# START OF Dataset records

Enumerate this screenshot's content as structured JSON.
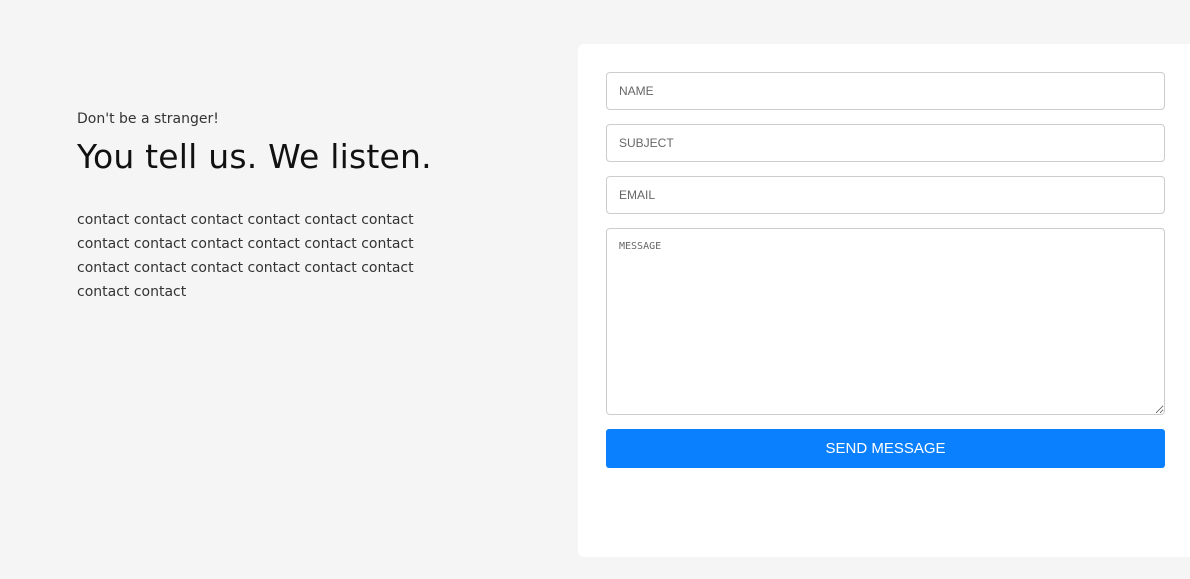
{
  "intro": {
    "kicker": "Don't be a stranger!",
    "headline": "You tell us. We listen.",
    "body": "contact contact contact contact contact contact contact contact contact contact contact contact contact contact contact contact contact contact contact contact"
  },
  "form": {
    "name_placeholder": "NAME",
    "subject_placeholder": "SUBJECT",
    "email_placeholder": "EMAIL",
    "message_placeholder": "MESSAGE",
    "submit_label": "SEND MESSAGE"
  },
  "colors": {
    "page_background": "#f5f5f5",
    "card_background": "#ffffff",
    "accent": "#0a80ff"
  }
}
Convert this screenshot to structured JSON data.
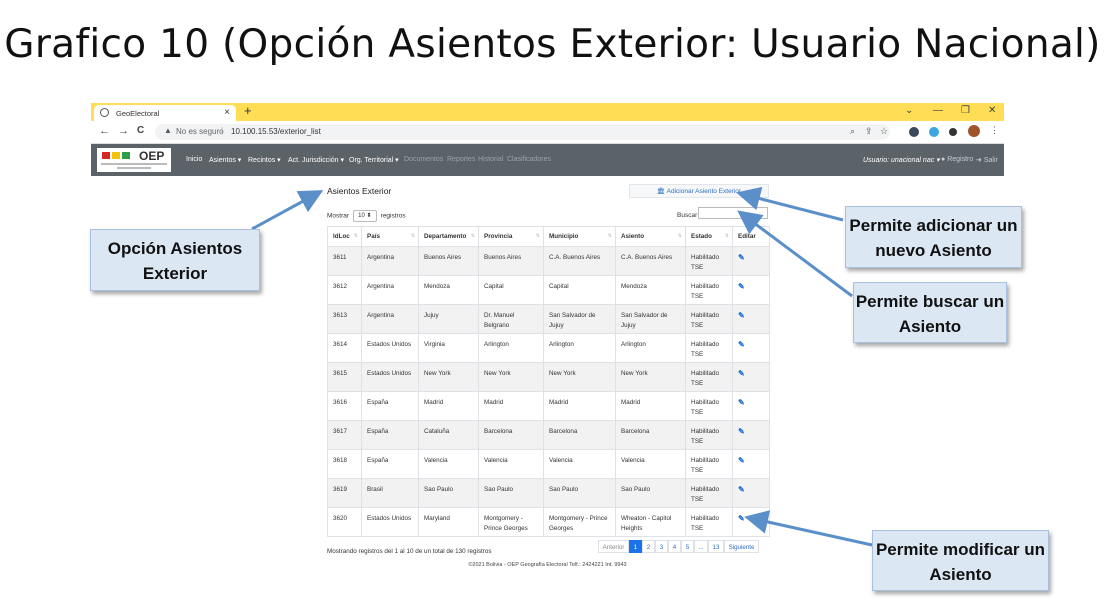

# END OF Dataset records
# START OF Dataset records

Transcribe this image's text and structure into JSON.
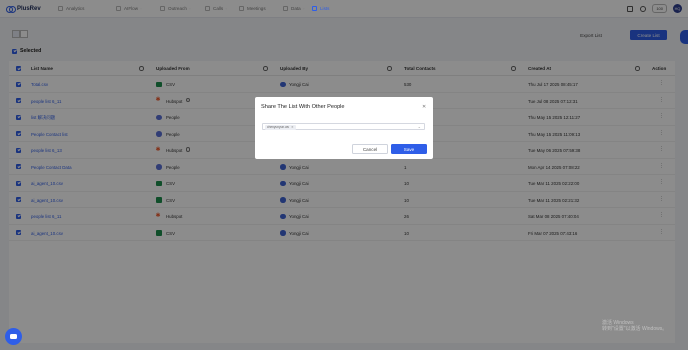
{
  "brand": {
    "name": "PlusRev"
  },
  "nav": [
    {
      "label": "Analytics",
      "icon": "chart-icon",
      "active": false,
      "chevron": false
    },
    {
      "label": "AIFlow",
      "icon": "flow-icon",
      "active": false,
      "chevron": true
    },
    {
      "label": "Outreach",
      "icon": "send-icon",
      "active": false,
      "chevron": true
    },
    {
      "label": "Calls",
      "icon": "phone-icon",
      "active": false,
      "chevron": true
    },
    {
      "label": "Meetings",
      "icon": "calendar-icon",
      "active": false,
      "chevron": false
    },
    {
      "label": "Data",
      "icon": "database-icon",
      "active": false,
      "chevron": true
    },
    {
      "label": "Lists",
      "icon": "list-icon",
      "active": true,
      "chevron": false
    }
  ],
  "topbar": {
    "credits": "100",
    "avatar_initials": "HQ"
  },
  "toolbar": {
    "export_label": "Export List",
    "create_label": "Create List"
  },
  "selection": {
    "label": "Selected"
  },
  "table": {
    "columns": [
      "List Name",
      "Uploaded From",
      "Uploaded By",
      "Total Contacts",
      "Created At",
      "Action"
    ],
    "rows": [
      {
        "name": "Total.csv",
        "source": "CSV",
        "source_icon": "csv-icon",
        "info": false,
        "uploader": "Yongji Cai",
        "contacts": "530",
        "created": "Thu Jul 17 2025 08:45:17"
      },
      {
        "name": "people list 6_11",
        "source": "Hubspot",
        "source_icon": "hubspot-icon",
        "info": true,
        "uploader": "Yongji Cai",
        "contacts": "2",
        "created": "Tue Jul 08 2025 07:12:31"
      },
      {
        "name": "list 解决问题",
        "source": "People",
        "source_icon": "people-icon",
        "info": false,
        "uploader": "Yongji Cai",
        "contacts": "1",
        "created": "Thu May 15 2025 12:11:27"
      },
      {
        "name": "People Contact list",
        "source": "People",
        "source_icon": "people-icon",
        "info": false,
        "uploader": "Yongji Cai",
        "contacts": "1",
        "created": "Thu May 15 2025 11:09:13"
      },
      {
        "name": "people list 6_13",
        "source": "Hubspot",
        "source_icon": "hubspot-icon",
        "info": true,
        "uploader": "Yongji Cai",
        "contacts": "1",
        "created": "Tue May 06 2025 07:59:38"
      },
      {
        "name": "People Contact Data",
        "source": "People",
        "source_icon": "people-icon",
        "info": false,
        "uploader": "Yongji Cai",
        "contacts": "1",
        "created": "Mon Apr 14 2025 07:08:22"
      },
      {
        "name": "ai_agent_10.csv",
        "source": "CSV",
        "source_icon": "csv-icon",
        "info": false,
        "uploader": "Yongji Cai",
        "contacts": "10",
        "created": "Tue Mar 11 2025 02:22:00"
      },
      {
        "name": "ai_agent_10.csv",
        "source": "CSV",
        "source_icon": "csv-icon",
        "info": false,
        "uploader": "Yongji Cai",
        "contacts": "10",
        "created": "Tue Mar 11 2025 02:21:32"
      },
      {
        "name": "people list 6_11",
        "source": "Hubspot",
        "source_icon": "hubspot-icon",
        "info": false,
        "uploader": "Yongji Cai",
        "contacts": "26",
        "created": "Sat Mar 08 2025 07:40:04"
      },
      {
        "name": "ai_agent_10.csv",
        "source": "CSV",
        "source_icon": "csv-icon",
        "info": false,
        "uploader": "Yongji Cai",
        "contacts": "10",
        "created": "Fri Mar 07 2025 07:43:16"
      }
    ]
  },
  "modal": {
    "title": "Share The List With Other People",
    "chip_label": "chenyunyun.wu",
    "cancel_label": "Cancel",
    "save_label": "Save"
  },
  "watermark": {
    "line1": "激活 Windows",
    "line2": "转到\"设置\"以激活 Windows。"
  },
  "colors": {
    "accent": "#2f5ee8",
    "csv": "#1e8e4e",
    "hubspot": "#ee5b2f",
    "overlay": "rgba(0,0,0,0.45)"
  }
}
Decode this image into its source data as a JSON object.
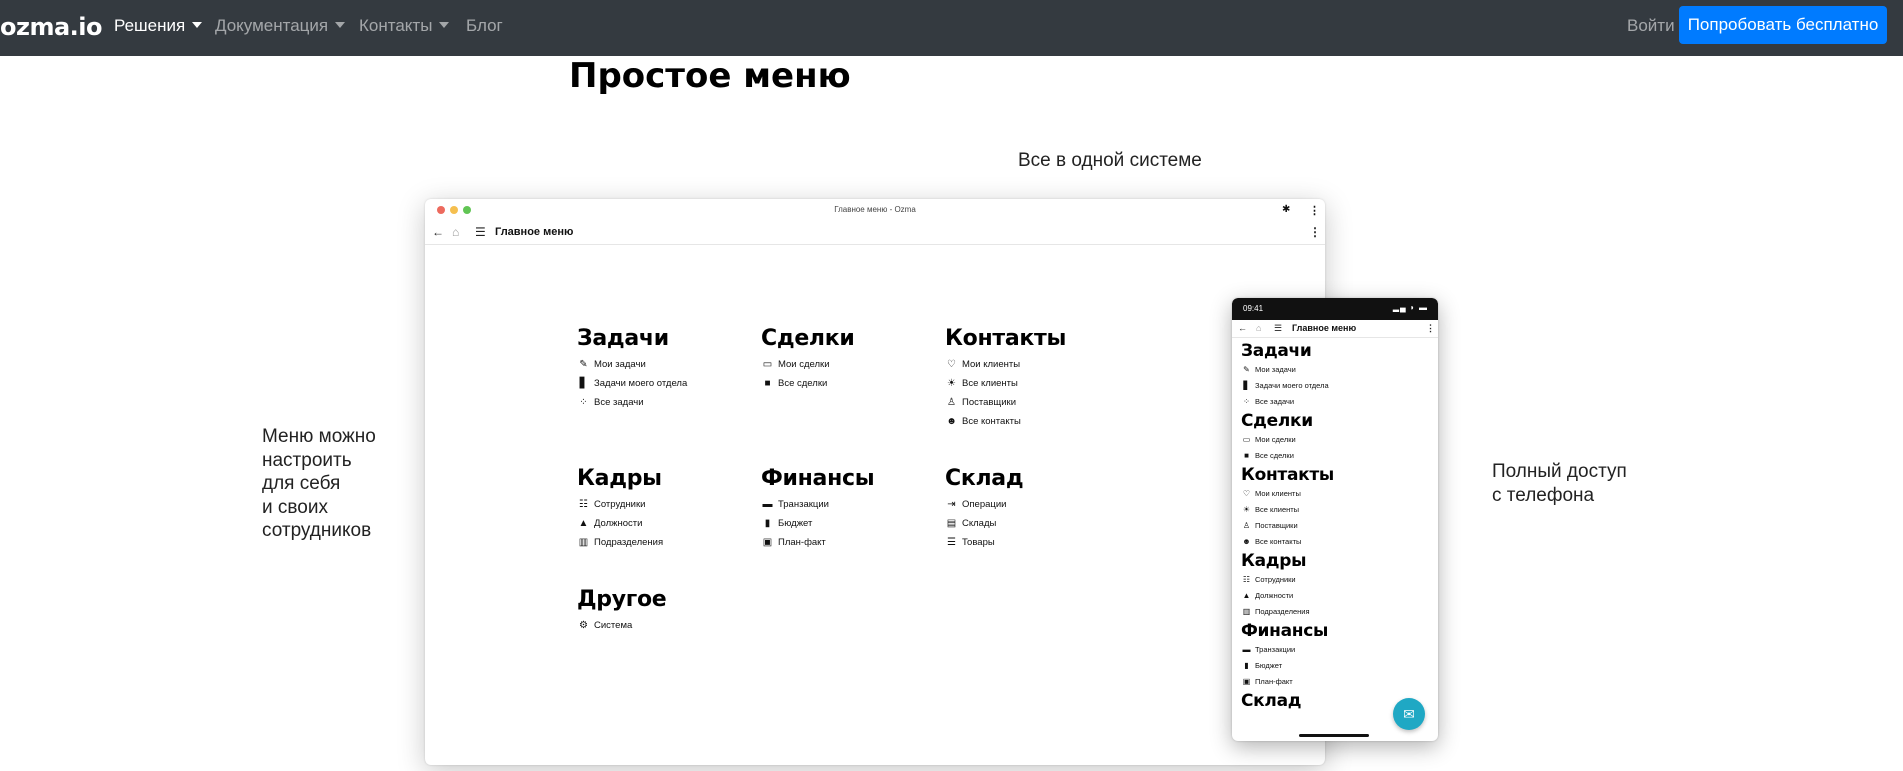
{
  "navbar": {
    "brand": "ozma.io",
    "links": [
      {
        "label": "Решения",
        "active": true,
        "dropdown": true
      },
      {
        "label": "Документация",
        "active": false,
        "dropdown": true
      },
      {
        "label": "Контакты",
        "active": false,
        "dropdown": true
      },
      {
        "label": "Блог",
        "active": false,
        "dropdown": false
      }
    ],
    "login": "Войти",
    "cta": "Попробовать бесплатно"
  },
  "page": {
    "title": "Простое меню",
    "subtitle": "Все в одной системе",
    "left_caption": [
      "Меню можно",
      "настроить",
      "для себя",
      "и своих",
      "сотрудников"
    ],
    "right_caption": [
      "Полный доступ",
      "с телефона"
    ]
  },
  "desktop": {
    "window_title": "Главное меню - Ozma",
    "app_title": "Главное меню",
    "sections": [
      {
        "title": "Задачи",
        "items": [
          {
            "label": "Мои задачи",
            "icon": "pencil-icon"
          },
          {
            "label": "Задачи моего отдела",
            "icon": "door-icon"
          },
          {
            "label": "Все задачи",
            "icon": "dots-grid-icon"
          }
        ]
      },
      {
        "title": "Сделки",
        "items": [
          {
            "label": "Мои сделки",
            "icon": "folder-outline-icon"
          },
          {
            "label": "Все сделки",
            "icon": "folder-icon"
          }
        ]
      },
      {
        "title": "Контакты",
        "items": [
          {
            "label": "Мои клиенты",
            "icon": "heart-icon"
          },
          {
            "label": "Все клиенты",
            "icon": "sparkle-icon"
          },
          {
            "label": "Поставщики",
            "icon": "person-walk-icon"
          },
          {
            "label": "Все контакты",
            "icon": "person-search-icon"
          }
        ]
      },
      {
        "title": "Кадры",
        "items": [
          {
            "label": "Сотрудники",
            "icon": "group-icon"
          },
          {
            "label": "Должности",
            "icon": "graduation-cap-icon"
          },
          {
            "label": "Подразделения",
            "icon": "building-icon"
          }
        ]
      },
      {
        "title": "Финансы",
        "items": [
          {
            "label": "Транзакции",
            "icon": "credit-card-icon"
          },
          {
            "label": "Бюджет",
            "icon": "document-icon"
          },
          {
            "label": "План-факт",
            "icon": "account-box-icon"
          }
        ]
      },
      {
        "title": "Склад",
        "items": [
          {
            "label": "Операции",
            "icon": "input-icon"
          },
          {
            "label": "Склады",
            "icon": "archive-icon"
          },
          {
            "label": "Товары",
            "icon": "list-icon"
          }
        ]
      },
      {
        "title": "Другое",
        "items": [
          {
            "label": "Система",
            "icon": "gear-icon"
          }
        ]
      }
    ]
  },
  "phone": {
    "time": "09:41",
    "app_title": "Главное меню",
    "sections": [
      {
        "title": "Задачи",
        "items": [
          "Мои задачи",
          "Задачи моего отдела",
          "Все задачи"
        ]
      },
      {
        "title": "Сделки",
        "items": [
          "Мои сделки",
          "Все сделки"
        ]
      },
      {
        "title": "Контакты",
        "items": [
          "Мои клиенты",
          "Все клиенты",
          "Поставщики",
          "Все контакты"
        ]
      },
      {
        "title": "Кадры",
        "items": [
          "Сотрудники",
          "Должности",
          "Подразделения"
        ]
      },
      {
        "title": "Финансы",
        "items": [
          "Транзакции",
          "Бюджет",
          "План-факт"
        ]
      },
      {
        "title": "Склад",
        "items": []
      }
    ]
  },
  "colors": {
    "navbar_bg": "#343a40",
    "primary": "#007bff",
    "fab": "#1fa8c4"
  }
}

# END OF Dataset records
# START OF Dataset records

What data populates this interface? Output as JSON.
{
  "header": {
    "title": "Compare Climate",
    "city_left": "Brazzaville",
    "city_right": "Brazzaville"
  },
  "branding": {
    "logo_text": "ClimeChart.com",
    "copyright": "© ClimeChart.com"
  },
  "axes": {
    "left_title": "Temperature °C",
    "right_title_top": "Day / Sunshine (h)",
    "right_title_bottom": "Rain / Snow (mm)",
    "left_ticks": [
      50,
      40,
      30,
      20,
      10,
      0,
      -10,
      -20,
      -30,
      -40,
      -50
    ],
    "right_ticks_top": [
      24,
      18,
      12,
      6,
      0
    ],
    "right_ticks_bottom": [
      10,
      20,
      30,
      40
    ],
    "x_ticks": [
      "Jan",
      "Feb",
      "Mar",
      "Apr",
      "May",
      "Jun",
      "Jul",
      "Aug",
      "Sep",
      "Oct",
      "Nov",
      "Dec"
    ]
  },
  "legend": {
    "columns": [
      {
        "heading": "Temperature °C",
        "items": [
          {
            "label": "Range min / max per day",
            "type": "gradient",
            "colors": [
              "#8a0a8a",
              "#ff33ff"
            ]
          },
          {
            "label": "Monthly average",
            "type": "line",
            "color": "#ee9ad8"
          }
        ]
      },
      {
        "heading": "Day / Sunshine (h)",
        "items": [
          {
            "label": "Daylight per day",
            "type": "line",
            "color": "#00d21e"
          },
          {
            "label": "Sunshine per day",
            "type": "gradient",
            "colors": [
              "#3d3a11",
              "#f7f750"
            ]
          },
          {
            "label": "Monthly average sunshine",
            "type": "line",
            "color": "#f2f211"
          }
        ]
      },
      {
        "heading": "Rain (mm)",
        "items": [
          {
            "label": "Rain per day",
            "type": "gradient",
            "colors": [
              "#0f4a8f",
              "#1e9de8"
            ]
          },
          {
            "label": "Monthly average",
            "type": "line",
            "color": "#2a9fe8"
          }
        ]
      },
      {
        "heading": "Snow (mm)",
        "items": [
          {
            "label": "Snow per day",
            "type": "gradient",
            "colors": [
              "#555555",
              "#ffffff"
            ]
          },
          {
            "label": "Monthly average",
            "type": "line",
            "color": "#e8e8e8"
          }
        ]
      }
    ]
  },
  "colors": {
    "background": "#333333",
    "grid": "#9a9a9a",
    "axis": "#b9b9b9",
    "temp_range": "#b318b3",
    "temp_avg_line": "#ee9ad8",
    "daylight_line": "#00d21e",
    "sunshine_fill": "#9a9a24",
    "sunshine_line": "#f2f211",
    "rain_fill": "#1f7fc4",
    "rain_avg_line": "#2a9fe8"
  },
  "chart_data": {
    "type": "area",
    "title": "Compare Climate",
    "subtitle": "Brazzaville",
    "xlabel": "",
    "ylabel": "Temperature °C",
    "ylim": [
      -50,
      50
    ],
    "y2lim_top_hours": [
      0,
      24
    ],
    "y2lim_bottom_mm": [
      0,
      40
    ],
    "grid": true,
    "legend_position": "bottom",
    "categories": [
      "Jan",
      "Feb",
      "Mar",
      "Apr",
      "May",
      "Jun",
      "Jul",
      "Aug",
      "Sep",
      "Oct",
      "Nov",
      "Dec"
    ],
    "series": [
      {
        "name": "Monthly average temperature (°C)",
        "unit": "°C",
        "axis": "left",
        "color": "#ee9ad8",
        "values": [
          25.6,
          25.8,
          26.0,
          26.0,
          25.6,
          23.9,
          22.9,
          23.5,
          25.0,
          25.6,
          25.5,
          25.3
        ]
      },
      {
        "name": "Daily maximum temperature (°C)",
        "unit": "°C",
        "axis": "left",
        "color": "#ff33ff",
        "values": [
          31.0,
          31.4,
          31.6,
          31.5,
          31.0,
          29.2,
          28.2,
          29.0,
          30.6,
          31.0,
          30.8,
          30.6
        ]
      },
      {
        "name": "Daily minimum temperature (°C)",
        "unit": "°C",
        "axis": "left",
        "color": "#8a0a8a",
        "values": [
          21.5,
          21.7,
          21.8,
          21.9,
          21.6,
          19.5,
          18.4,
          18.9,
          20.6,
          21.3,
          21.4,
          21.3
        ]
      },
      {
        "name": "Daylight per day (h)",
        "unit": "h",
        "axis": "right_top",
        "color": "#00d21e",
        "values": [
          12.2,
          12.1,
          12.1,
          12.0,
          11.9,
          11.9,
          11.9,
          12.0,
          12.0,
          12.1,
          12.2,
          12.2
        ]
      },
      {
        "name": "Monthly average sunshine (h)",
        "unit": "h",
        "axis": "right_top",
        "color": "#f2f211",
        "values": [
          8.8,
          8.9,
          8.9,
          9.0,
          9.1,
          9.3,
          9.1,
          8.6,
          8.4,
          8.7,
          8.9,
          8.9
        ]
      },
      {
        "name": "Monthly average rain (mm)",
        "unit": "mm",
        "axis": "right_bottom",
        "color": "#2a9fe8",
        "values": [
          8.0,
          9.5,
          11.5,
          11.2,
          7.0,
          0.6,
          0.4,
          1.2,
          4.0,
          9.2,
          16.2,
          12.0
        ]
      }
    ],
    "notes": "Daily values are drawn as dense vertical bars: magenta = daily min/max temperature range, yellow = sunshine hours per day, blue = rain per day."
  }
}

# END OF Dataset records

_Exercise directions_
Give again the lines from "Enumerate this screenshot's" to "Convert this screenshot" exactly, both of those lines included, and do not include any pictures.

_Task result_
Enumerate this screenshot's content as structured JSON.
{
  "intro": {
    "kicker": "Don't be a stranger!",
    "headline": "You tell us. We listen.",
    "body": "contact contact contact contact contact contact contact contact contact contact contact contact contact contact contact contact contact contact contact contact"
  },
  "form": {
    "name_placeholder": "NAME",
    "subject_placeholder": "SUBJECT",
    "email_placeholder": "EMAIL",
    "message_placeholder": "MESSAGE",
    "submit_label": "SEND MESSAGE"
  },
  "colors": {
    "page_background": "#f5f5f5",
    "card_background": "#ffffff",
    "accent": "#0a80ff"
  }
}
Convert this screenshot to structured JSON data.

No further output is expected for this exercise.